#### Dataset records

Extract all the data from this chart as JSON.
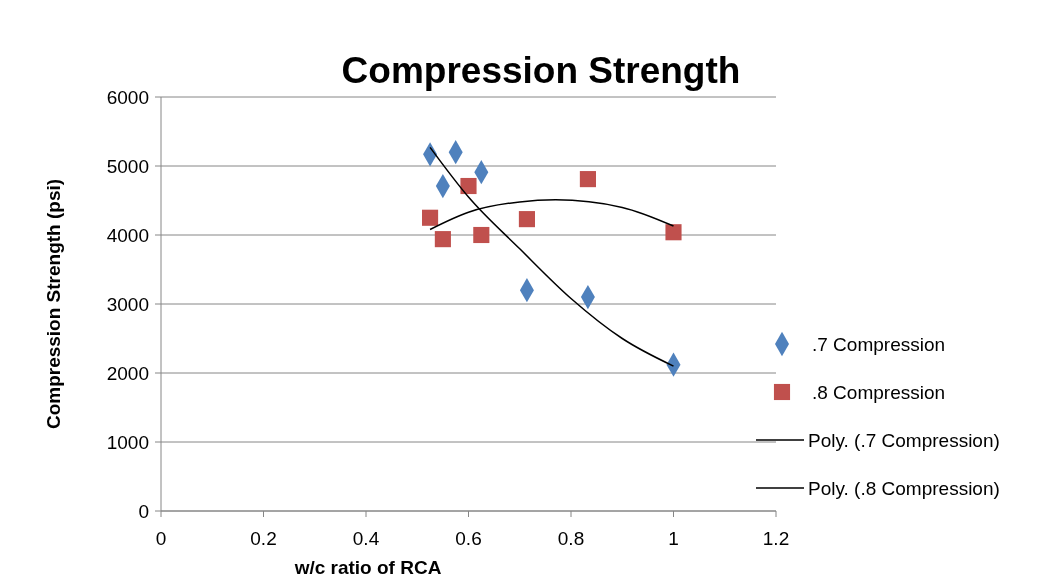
{
  "chart_data": {
    "type": "scatter",
    "title": "Compression Strength",
    "xlabel": "w/c ratio of RCA",
    "ylabel": "Compression Strength (psi)",
    "xlim": [
      0,
      1.2
    ],
    "xticks": [
      0,
      0.2,
      0.4,
      0.6,
      0.8,
      1,
      1.2
    ],
    "ylim": [
      0,
      6000
    ],
    "yticks": [
      0,
      1000,
      2000,
      3000,
      4000,
      5000,
      6000
    ],
    "grid": "y",
    "legend": "right",
    "series": [
      {
        "name": ".7 Compression",
        "color": "#4f81bd",
        "marker": "diamond",
        "x": [
          0.525,
          0.55,
          0.575,
          0.625,
          0.714,
          0.833,
          1.0
        ],
        "values": [
          5170,
          4710,
          5200,
          4910,
          3200,
          3100,
          2120
        ]
      },
      {
        "name": ".8 Compression",
        "color": "#c0504d",
        "marker": "square",
        "x": [
          0.525,
          0.55,
          0.6,
          0.625,
          0.714,
          0.833,
          1.0
        ],
        "values": [
          4250,
          3940,
          4710,
          4000,
          4230,
          4810,
          4040
        ]
      },
      {
        "name": "Poly. (.7 Compression)",
        "type": "line",
        "color": "#000000",
        "marker": "none",
        "x": [
          0.525,
          0.6,
          0.7,
          0.8,
          0.9,
          1.0
        ],
        "values": [
          5270,
          4550,
          3800,
          3080,
          2500,
          2100
        ]
      },
      {
        "name": "Poly. (.8 Compression)",
        "type": "line",
        "color": "#000000",
        "marker": "none",
        "x": [
          0.525,
          0.6,
          0.7,
          0.77,
          0.9,
          1.0
        ],
        "values": [
          4080,
          4330,
          4480,
          4510,
          4400,
          4130
        ]
      }
    ]
  }
}
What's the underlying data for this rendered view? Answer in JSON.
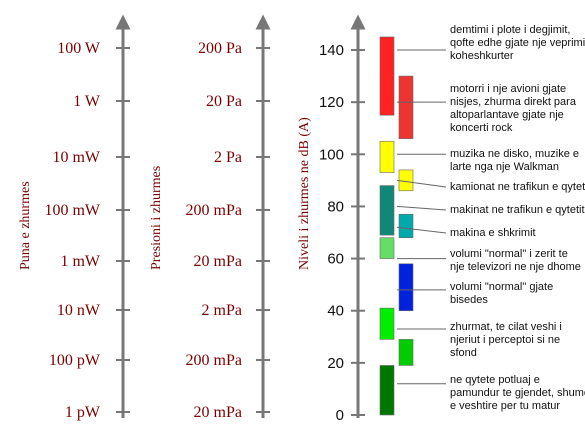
{
  "axes": {
    "power": {
      "title": "Puna e zhurmes",
      "labels": [
        "100 W",
        "1 W",
        "10 mW",
        "100 mW",
        "1 mW",
        "10 nW",
        "100 pW",
        "1 pW"
      ]
    },
    "pressure": {
      "title": "Presioni i zhurmes",
      "labels": [
        "200 Pa",
        "20 Pa",
        "2 Pa",
        "200 mPa",
        "20 mPa",
        "2 mPa",
        "200 mPa",
        "20  mPa"
      ]
    },
    "level": {
      "title": "Niveli i zhurmes ne dB (A)",
      "ticks": [
        "140",
        "120",
        "100",
        "80",
        "60",
        "40",
        "20",
        "0"
      ]
    }
  },
  "bars": [
    {
      "from": 115,
      "to": 145,
      "color": "#ff2222",
      "col": 1
    },
    {
      "from": 106,
      "to": 130,
      "color": "#ee3333",
      "col": 2
    },
    {
      "from": 93,
      "to": 105,
      "color": "#ffff00",
      "col": 1
    },
    {
      "from": 86,
      "to": 94,
      "color": "#ffff00",
      "col": 2
    },
    {
      "from": 69,
      "to": 88,
      "color": "#118877",
      "col": 1
    },
    {
      "from": 68,
      "to": 77,
      "color": "#00aaaa",
      "col": 2
    },
    {
      "from": 60,
      "to": 68,
      "color": "#66dd66",
      "col": 1
    },
    {
      "from": 40,
      "to": 58,
      "color": "#0022dd",
      "col": 2
    },
    {
      "from": 29,
      "to": 41,
      "color": "#00ee00",
      "col": 1
    },
    {
      "from": 19,
      "to": 29,
      "color": "#00cc00",
      "col": 2
    },
    {
      "from": 0,
      "to": 19,
      "color": "#007700",
      "col": 1
    }
  ],
  "annotations": [
    {
      "level": 140,
      "lines": [
        "demtimi i plote i degjimit,",
        "qofte edhe gjate nje veprimi",
        "koheshkurter"
      ]
    },
    {
      "level": 120,
      "lines": [
        "motorri i nje avioni gjate",
        "nisjes, zhurma direkt para",
        "altoparlantave gjate nje",
        "koncerti rock"
      ]
    },
    {
      "level": 100,
      "lines": [
        "muzika ne disko, muzike e",
        "larte nga nje Walkman"
      ]
    },
    {
      "level": 90,
      "lines": [
        "kamionat ne trafikun e qytet"
      ]
    },
    {
      "level": 80,
      "lines": [
        "makinat ne trafikun e qytetit"
      ]
    },
    {
      "level": 72,
      "lines": [
        "makina e shkrimit"
      ]
    },
    {
      "level": 60,
      "lines": [
        "volumi \"normal\" i zerit te",
        "nje televizori ne nje dhome"
      ]
    },
    {
      "level": 48,
      "lines": [
        "volumi \"normal\" gjate",
        "bisedes"
      ]
    },
    {
      "level": 33,
      "lines": [
        "zhurmat, te cilat veshi i",
        "njeriut i perceptoi si ne",
        "sfond"
      ]
    },
    {
      "level": 12,
      "lines": [
        "ne qytete potluaj e",
        "pamundur te gjendet, shume",
        "e veshtire per tu matur"
      ]
    }
  ]
}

########

> [Stated problem]: In the records above, find the lines containing "this" and copy them.

> [Response below]:
Extract all the data from this chart as JSON.
What's the underlying data for this rendered view? Answer in JSON.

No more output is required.